***** Material for the task

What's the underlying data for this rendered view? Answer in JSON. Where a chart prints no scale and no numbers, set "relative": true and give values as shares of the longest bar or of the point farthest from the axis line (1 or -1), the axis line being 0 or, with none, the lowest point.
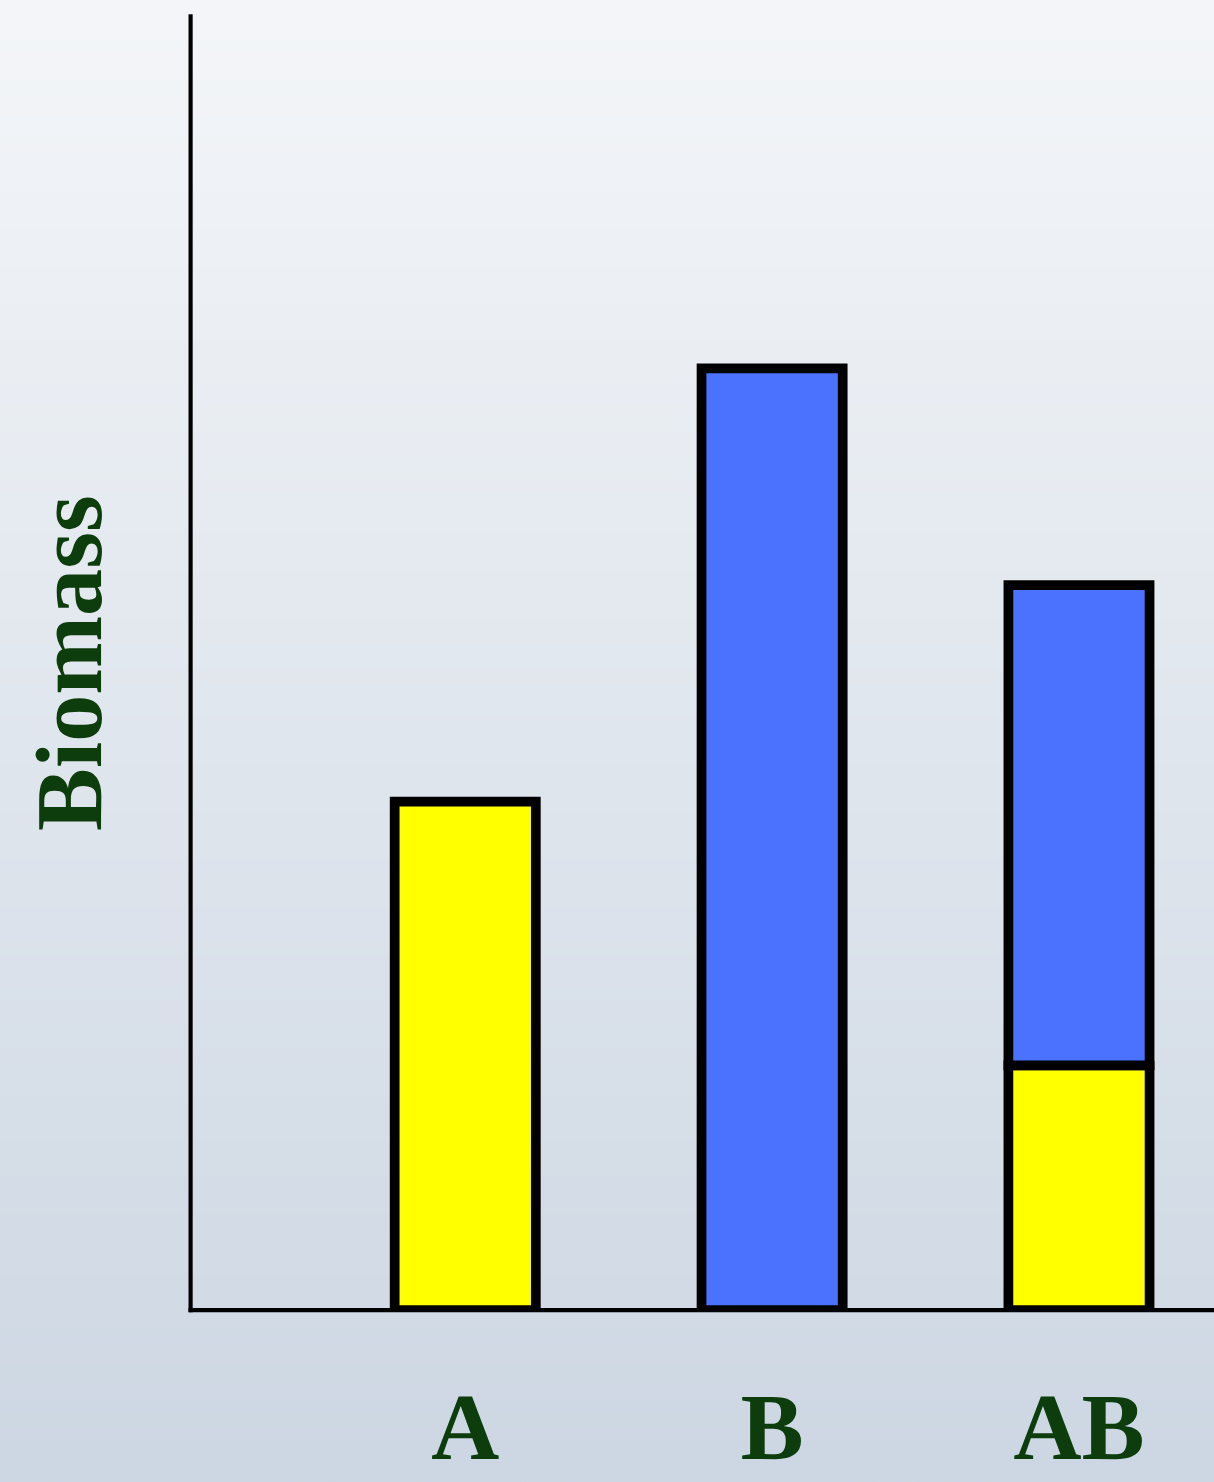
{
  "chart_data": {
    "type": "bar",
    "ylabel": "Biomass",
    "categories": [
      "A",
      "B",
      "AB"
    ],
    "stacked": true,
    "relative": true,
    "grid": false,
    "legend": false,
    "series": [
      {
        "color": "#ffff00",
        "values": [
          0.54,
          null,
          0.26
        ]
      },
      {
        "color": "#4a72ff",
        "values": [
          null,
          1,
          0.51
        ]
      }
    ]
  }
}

**********

Output the material word for word, omitting its pictures.

Solution to this exercise -
What's the underlying data for this rendered view? Answer in JSON. Where a chart prints no scale and no numbers, set "relative": true and give values as shares of the longest bar or of the point farthest from the axis line (1 or -1), the axis line being 0 or, with none, the lowest point.
{
  "chart_data": {
    "type": "bar",
    "ylabel": "Biomass",
    "categories": [
      "A",
      "B",
      "AB"
    ],
    "stacked": true,
    "relative": true,
    "grid": false,
    "legend": false,
    "series": [
      {
        "color": "#ffff00",
        "values": [
          0.54,
          null,
          0.26
        ]
      },
      {
        "color": "#4a72ff",
        "values": [
          null,
          1,
          0.51
        ]
      }
    ]
  }
}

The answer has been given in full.